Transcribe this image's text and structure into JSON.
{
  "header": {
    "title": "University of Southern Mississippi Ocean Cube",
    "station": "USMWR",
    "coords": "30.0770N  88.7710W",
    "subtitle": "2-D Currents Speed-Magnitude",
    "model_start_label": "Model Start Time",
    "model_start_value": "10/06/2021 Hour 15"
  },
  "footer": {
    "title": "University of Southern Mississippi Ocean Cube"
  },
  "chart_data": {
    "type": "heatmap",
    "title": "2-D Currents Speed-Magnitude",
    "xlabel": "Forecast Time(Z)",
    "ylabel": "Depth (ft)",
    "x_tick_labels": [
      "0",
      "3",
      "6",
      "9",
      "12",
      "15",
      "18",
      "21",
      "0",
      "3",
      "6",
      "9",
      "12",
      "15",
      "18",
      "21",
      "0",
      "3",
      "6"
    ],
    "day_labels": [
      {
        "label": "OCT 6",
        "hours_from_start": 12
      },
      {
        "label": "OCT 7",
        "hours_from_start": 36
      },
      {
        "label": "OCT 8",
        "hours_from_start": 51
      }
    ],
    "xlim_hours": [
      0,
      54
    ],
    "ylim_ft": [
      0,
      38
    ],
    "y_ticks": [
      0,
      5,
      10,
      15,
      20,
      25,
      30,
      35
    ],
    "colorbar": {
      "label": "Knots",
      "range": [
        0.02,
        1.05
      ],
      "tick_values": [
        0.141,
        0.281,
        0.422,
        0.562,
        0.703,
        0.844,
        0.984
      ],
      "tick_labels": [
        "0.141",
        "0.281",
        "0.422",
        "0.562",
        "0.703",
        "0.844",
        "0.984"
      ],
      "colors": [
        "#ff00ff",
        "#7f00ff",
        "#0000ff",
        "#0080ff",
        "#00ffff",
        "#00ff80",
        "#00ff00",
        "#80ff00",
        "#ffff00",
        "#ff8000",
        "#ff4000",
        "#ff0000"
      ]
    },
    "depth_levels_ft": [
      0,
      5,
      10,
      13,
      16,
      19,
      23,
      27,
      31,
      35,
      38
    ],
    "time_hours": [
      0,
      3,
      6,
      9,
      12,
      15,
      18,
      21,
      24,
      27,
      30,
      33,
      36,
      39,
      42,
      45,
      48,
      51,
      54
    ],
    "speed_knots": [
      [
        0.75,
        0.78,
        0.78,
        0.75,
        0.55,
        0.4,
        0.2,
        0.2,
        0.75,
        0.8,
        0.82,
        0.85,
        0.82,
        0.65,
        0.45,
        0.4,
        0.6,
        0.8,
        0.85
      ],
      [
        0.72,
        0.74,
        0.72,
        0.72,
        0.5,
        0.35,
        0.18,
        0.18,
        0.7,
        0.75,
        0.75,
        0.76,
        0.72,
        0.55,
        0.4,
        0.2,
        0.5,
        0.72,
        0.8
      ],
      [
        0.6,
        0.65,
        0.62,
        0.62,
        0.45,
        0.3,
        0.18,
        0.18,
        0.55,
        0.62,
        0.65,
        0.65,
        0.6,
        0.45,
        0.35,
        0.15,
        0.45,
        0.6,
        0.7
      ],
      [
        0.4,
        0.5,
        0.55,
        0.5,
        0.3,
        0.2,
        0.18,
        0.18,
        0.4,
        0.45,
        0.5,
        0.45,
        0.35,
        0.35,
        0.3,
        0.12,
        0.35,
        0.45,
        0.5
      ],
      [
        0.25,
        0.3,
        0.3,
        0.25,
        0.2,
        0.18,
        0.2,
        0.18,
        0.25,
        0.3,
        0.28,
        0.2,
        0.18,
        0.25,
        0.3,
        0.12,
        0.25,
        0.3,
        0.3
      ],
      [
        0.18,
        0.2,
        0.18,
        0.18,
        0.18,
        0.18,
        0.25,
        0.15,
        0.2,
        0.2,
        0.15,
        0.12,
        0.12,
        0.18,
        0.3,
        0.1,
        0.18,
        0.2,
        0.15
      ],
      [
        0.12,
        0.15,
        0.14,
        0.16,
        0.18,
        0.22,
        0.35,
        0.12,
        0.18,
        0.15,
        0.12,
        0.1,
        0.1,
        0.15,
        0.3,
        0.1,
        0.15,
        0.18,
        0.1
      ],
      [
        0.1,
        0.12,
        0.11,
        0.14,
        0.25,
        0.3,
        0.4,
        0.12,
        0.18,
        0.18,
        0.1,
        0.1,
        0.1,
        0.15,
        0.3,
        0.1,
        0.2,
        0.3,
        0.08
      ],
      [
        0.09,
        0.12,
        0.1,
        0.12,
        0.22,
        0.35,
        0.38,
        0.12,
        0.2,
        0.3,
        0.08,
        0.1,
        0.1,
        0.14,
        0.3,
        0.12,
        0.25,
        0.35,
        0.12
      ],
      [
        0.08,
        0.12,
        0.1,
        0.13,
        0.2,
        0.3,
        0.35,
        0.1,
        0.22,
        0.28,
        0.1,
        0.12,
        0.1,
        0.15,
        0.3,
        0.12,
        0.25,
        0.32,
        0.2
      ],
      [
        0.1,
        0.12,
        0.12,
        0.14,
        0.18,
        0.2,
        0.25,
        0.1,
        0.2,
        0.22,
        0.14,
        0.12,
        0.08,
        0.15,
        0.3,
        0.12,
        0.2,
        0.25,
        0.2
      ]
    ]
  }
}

* What you will do: Copy out each line of the listing that holds "Magnitude".

* Task result:
    "subtitle": "2-D Currents Speed-Magnitude",
    "title": "2-D Currents Speed-Magnitude",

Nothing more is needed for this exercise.